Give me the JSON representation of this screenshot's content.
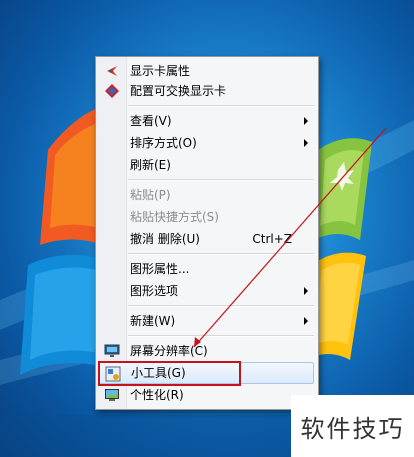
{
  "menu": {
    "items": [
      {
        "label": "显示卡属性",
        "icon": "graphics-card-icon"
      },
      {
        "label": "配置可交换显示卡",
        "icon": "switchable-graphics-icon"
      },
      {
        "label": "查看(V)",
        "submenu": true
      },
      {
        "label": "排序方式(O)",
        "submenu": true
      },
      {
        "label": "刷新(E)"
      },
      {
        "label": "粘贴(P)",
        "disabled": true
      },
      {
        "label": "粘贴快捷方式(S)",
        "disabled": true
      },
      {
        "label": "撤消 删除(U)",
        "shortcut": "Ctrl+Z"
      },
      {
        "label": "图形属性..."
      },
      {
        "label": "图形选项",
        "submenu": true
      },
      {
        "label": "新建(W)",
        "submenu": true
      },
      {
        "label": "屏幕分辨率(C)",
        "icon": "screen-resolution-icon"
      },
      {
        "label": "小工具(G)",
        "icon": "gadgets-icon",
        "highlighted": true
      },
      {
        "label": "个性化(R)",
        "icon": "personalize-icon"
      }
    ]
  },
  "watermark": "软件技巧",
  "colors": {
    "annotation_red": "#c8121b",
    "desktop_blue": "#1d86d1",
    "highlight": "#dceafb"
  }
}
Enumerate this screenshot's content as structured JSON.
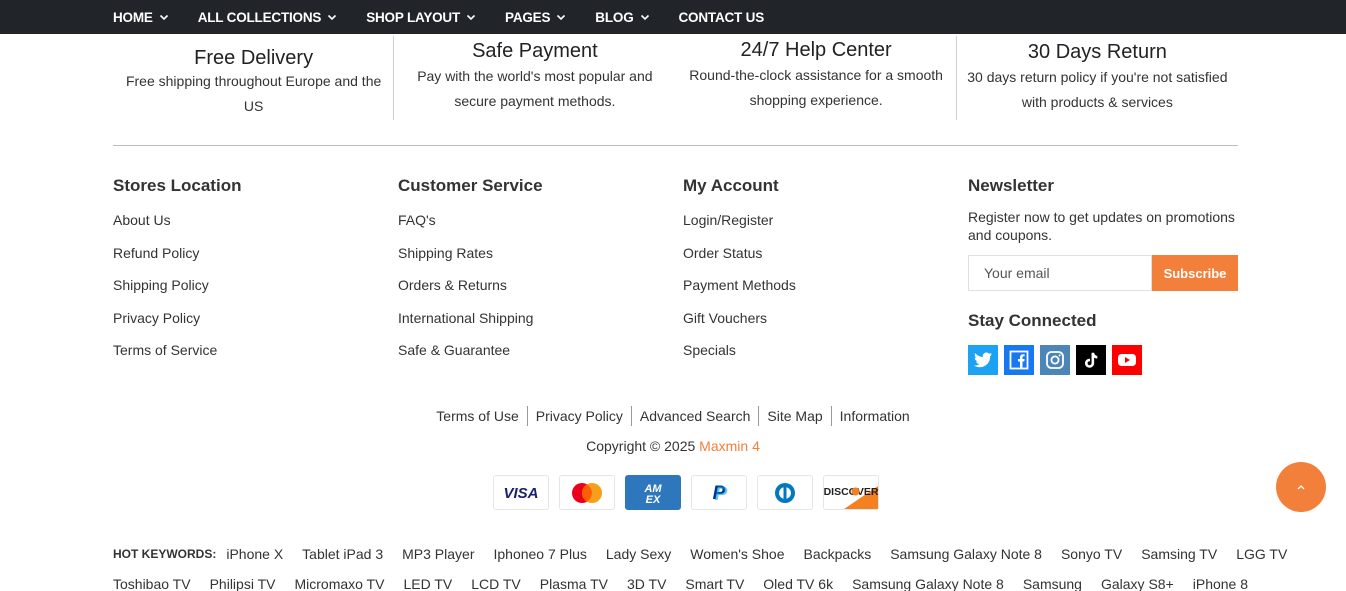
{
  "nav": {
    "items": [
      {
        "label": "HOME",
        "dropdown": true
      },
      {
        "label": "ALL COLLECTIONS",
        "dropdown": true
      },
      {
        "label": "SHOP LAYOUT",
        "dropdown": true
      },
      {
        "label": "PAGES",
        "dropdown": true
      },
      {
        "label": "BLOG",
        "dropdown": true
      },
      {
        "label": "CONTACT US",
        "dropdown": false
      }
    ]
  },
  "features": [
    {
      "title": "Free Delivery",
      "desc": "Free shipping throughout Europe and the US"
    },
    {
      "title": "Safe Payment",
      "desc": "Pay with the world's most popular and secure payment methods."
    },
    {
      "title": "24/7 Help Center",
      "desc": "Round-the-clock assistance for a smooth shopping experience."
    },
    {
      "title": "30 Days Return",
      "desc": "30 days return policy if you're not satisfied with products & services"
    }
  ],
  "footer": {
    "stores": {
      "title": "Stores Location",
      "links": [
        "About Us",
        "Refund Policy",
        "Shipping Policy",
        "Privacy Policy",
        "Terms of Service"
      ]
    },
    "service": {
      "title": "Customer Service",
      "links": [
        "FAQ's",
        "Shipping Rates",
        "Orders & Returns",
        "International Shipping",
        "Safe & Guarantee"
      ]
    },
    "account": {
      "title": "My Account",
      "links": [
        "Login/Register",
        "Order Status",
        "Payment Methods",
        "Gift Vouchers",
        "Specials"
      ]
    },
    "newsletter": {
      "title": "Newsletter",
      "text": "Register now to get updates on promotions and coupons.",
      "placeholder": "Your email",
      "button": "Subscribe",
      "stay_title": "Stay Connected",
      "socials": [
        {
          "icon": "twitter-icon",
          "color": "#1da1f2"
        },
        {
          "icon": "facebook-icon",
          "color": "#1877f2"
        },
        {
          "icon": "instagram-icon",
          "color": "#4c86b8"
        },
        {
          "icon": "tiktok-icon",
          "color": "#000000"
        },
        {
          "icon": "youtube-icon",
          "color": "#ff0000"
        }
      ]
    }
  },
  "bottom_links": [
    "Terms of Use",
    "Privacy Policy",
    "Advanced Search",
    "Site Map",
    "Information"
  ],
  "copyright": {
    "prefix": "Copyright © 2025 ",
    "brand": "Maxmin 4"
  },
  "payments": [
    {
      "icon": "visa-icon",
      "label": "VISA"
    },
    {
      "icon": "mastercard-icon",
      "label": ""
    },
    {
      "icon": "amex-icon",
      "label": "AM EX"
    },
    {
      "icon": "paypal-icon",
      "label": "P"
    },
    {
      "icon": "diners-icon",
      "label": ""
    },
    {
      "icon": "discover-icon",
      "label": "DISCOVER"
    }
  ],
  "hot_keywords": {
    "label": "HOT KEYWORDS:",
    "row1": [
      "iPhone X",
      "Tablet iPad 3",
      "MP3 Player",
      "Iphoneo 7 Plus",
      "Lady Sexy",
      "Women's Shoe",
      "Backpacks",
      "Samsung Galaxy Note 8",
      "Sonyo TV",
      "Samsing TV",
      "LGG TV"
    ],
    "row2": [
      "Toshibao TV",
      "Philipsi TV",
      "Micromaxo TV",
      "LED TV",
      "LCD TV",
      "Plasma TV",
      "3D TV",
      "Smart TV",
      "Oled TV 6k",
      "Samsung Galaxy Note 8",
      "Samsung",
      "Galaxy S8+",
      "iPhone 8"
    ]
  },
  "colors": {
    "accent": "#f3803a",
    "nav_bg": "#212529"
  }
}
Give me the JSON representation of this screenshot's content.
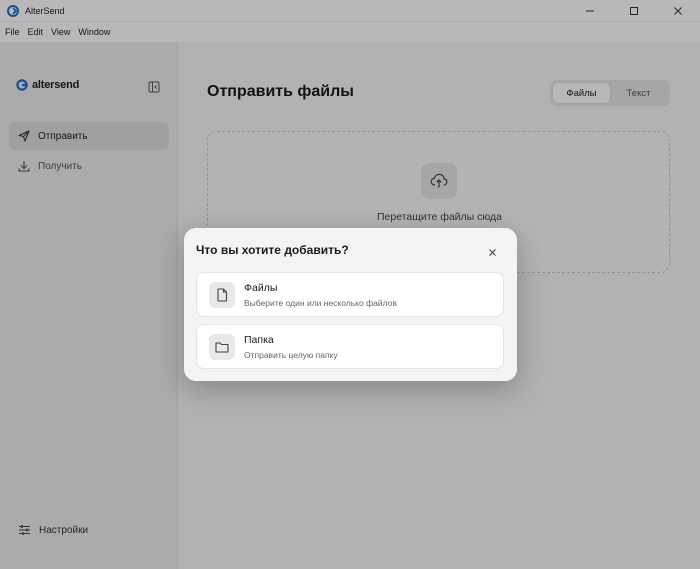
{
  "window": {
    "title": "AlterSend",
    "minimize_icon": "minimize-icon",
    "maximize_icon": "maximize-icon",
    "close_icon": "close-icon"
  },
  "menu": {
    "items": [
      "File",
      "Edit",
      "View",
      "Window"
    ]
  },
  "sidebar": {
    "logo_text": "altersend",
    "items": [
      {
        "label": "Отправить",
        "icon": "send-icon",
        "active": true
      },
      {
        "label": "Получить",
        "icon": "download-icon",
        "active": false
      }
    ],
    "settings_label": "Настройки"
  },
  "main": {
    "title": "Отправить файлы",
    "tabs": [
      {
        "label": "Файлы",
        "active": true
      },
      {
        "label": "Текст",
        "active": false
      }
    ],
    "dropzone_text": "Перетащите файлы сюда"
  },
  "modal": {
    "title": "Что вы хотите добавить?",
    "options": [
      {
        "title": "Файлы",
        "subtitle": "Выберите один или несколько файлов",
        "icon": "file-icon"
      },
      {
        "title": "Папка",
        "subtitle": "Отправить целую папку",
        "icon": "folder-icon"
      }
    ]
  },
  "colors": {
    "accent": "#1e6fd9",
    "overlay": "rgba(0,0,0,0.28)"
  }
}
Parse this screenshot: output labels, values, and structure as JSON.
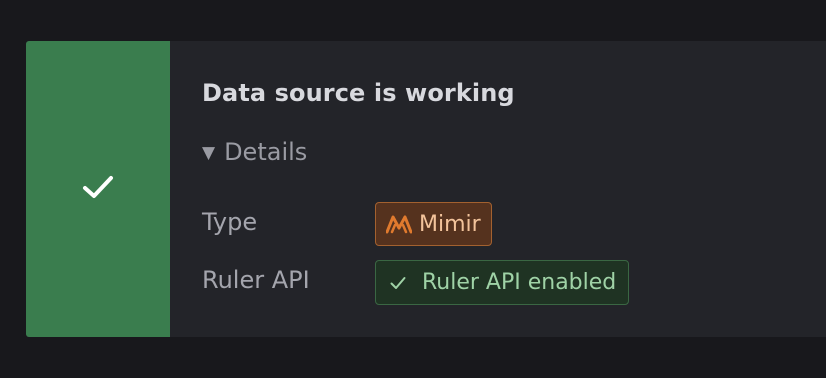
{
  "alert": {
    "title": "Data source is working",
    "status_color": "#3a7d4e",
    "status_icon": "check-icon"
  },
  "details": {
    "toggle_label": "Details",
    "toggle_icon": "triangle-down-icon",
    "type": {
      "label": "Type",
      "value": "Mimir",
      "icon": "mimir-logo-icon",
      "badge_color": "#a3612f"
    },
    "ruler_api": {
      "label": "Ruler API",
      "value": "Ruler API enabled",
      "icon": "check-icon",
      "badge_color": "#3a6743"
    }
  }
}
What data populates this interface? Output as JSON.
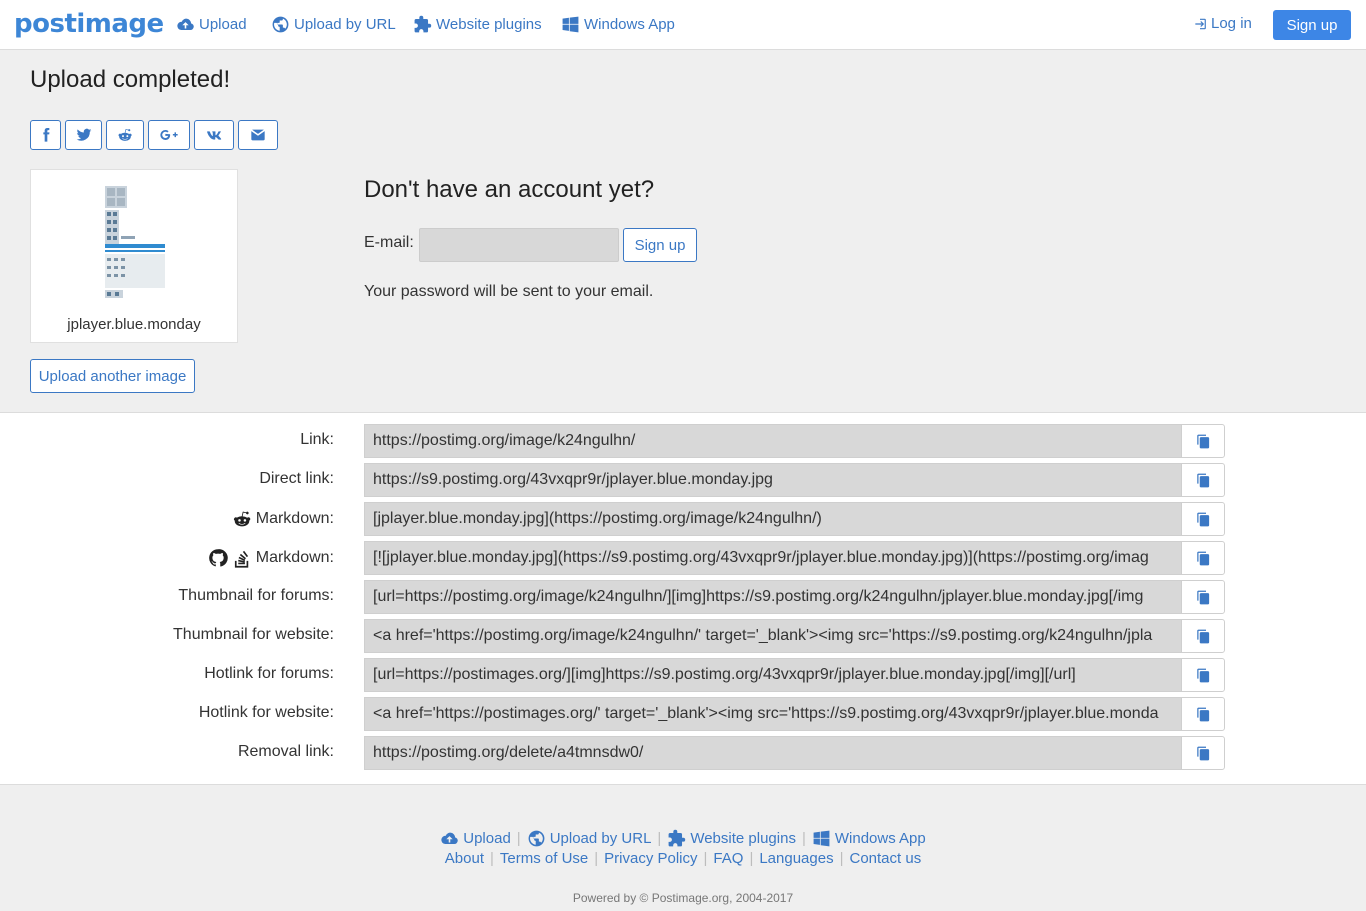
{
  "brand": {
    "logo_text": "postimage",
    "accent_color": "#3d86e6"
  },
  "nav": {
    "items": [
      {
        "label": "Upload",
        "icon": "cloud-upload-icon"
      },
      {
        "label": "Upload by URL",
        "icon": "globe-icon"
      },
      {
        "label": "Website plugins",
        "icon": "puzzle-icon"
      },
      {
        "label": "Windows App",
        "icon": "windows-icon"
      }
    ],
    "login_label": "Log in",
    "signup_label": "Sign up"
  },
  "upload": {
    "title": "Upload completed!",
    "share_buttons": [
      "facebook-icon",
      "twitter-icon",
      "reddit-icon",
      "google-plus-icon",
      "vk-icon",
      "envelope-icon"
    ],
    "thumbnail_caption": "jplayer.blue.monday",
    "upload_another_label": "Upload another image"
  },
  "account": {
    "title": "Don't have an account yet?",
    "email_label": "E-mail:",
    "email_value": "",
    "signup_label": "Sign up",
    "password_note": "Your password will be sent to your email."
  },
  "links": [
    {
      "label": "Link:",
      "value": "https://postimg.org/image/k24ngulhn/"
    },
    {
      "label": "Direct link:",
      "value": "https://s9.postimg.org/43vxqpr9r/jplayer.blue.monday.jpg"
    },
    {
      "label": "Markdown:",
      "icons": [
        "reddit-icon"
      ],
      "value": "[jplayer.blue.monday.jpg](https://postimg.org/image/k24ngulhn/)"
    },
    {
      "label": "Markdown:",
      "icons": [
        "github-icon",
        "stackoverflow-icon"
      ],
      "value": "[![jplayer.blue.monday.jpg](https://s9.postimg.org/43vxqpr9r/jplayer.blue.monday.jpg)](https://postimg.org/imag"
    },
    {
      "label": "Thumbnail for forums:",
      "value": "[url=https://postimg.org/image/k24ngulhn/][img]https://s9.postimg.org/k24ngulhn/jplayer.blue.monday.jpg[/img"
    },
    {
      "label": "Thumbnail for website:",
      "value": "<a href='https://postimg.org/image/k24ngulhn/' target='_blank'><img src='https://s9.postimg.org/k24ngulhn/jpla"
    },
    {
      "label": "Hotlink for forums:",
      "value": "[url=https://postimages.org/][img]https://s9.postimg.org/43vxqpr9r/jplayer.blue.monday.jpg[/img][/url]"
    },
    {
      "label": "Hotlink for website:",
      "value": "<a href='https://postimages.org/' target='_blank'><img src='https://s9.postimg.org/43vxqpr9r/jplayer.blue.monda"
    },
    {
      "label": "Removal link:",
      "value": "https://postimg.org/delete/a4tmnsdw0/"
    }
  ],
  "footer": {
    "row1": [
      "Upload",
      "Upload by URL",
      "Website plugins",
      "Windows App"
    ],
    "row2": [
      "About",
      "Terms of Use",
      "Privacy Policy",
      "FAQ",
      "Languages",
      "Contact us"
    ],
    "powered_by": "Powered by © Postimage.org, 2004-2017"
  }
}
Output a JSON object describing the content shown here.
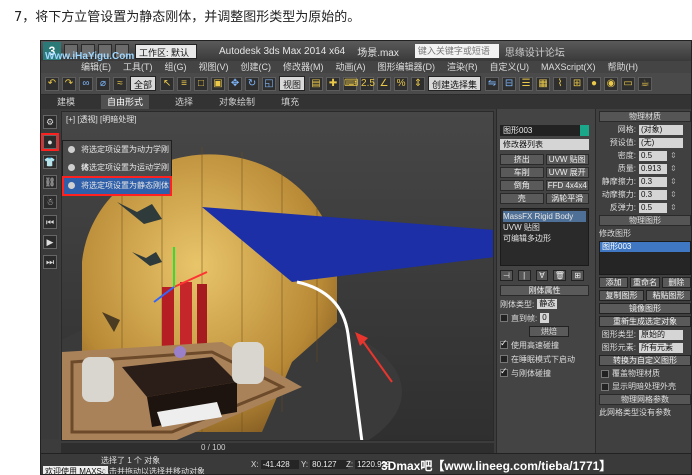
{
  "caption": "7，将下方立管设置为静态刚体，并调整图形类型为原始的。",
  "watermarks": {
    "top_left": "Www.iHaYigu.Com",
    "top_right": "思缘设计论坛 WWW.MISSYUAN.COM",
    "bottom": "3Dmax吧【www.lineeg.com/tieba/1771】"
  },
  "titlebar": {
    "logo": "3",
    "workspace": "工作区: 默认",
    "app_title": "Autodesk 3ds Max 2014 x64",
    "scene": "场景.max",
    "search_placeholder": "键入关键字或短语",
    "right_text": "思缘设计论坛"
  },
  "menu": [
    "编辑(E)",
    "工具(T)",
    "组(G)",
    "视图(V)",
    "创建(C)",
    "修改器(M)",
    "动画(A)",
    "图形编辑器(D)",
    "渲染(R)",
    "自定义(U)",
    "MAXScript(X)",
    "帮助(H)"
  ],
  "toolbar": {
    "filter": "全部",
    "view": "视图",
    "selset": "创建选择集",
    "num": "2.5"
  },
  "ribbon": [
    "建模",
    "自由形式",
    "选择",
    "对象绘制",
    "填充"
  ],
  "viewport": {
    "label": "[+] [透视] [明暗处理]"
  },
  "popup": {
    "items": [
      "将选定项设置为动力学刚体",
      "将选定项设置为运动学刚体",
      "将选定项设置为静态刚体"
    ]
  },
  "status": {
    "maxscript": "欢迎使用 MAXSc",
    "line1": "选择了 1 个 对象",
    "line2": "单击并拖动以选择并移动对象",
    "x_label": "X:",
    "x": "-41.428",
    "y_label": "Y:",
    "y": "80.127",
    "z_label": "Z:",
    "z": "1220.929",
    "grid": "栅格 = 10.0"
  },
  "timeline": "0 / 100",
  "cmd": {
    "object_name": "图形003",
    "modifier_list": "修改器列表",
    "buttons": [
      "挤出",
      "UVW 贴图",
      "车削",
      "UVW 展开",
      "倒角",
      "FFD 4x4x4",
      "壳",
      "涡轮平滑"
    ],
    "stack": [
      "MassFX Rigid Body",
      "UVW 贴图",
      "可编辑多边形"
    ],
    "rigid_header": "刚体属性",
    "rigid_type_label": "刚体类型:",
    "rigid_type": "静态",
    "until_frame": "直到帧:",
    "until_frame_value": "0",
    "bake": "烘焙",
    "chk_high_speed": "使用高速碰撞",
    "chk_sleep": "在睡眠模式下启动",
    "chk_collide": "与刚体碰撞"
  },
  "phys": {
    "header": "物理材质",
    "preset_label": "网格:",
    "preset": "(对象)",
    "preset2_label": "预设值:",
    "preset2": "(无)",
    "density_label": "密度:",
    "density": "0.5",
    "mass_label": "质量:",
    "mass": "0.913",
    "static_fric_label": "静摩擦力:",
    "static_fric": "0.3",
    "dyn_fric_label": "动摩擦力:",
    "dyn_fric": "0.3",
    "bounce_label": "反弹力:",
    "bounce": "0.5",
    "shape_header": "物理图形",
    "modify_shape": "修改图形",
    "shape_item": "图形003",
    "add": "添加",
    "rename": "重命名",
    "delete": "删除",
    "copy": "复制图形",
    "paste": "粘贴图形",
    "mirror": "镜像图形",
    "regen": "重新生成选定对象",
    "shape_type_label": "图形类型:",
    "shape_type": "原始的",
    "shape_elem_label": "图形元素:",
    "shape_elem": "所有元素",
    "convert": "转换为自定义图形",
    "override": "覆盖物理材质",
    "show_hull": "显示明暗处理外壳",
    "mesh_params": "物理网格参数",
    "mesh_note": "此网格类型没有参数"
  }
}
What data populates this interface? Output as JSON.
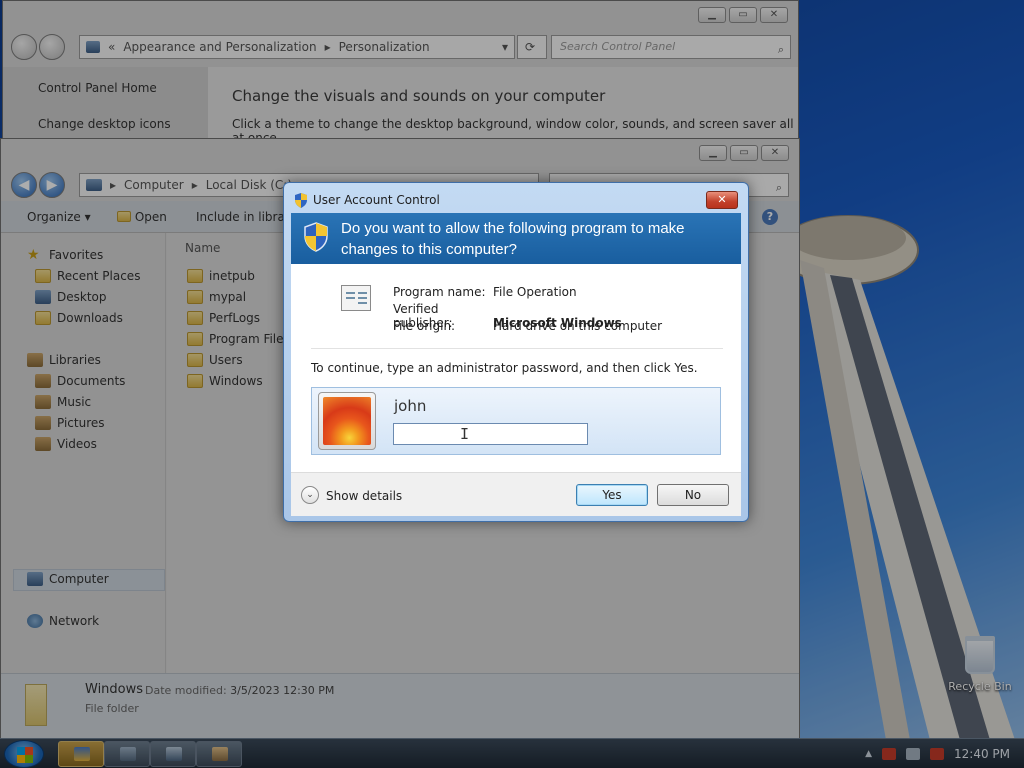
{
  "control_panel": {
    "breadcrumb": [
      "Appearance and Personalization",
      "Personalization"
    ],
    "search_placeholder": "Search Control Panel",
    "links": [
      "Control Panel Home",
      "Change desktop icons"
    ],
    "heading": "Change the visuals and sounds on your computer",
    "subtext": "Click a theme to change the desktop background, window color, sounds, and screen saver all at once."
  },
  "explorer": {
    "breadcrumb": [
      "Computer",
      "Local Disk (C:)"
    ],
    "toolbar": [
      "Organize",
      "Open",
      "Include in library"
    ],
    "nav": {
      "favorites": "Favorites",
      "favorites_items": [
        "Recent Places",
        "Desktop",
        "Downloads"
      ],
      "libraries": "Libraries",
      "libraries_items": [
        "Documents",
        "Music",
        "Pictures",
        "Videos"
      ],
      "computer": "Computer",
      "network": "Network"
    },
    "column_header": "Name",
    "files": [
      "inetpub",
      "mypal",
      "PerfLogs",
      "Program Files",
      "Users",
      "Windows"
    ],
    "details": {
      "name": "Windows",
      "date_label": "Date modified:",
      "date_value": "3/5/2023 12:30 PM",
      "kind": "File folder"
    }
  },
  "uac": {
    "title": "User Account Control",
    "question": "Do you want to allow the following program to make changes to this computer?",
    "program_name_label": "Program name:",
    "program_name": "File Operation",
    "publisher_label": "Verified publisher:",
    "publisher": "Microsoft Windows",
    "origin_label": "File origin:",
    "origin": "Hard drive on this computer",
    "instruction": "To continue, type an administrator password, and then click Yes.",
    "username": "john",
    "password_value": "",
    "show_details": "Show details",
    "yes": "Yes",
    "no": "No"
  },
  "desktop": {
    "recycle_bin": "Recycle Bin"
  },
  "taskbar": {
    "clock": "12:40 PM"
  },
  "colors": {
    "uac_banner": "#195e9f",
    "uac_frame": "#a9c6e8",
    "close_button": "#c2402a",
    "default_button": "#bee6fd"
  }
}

****

◆ WHAT YOU WILL DO: How many of the lines above hold the word "delete"? Give only that number.

◆ SOLUTION FOR THIS EXERCISE: 2